Dataset —
□ □ □ □
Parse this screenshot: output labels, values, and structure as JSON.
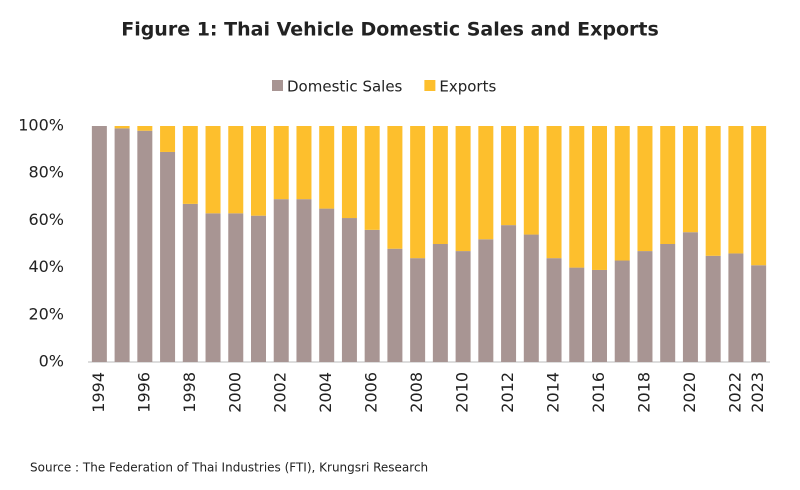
{
  "chart_data": {
    "type": "stacked_bar",
    "title": "Figure 1: Thai Vehicle Domestic Sales and Exports",
    "categories": [
      "1994",
      null,
      "1996",
      null,
      "1998",
      null,
      "2000",
      null,
      "2002",
      null,
      "2004",
      null,
      "2006",
      null,
      "2008",
      null,
      "2010",
      null,
      "2012",
      null,
      "2014",
      null,
      "2016",
      null,
      "2018",
      null,
      "2020",
      null,
      "2022",
      "2023"
    ],
    "series": [
      {
        "name": "Domestic Sales",
        "color": "#a89593",
        "values": [
          100,
          99,
          98,
          89,
          67,
          63,
          63,
          62,
          69,
          69,
          65,
          61,
          56,
          48,
          44,
          50,
          47,
          52,
          58,
          54,
          44,
          40,
          39,
          43,
          47,
          50,
          55,
          45,
          46,
          41
        ]
      },
      {
        "name": "Exports",
        "color": "#fdbf2d",
        "values": [
          0,
          1,
          2,
          11,
          33,
          37,
          37,
          38,
          31,
          31,
          35,
          39,
          44,
          52,
          56,
          50,
          53,
          48,
          42,
          46,
          56,
          60,
          61,
          57,
          53,
          50,
          45,
          55,
          54,
          59
        ]
      }
    ],
    "ylim": [
      0,
      100
    ],
    "yticks": [
      {
        "value": 0,
        "label": "0%"
      },
      {
        "value": 20,
        "label": "20%"
      },
      {
        "value": 40,
        "label": "40%"
      },
      {
        "value": 60,
        "label": "60%"
      },
      {
        "value": 80,
        "label": "80%"
      },
      {
        "value": 100,
        "label": "100%"
      }
    ],
    "legend": "top",
    "source": "Source : The Federation of Thai Industries (FTI), Krungsri Research"
  }
}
□ □ □ □
Given request — Write out the records above exactly as they appear, leaving out any pictures.

Written solution —
Parse this screenshot: output labels, values, and structure as JSON.
{
  "chart_data": {
    "type": "stacked_bar",
    "title": "Figure 1: Thai Vehicle Domestic Sales and Exports",
    "categories": [
      "1994",
      null,
      "1996",
      null,
      "1998",
      null,
      "2000",
      null,
      "2002",
      null,
      "2004",
      null,
      "2006",
      null,
      "2008",
      null,
      "2010",
      null,
      "2012",
      null,
      "2014",
      null,
      "2016",
      null,
      "2018",
      null,
      "2020",
      null,
      "2022",
      "2023"
    ],
    "series": [
      {
        "name": "Domestic Sales",
        "color": "#a89593",
        "values": [
          100,
          99,
          98,
          89,
          67,
          63,
          63,
          62,
          69,
          69,
          65,
          61,
          56,
          48,
          44,
          50,
          47,
          52,
          58,
          54,
          44,
          40,
          39,
          43,
          47,
          50,
          55,
          45,
          46,
          41
        ]
      },
      {
        "name": "Exports",
        "color": "#fdbf2d",
        "values": [
          0,
          1,
          2,
          11,
          33,
          37,
          37,
          38,
          31,
          31,
          35,
          39,
          44,
          52,
          56,
          50,
          53,
          48,
          42,
          46,
          56,
          60,
          61,
          57,
          53,
          50,
          45,
          55,
          54,
          59
        ]
      }
    ],
    "ylim": [
      0,
      100
    ],
    "yticks": [
      {
        "value": 0,
        "label": "0%"
      },
      {
        "value": 20,
        "label": "20%"
      },
      {
        "value": 40,
        "label": "40%"
      },
      {
        "value": 60,
        "label": "60%"
      },
      {
        "value": 80,
        "label": "80%"
      },
      {
        "value": 100,
        "label": "100%"
      }
    ],
    "legend": "top",
    "source": "Source : The Federation of Thai Industries (FTI), Krungsri Research"
  }
}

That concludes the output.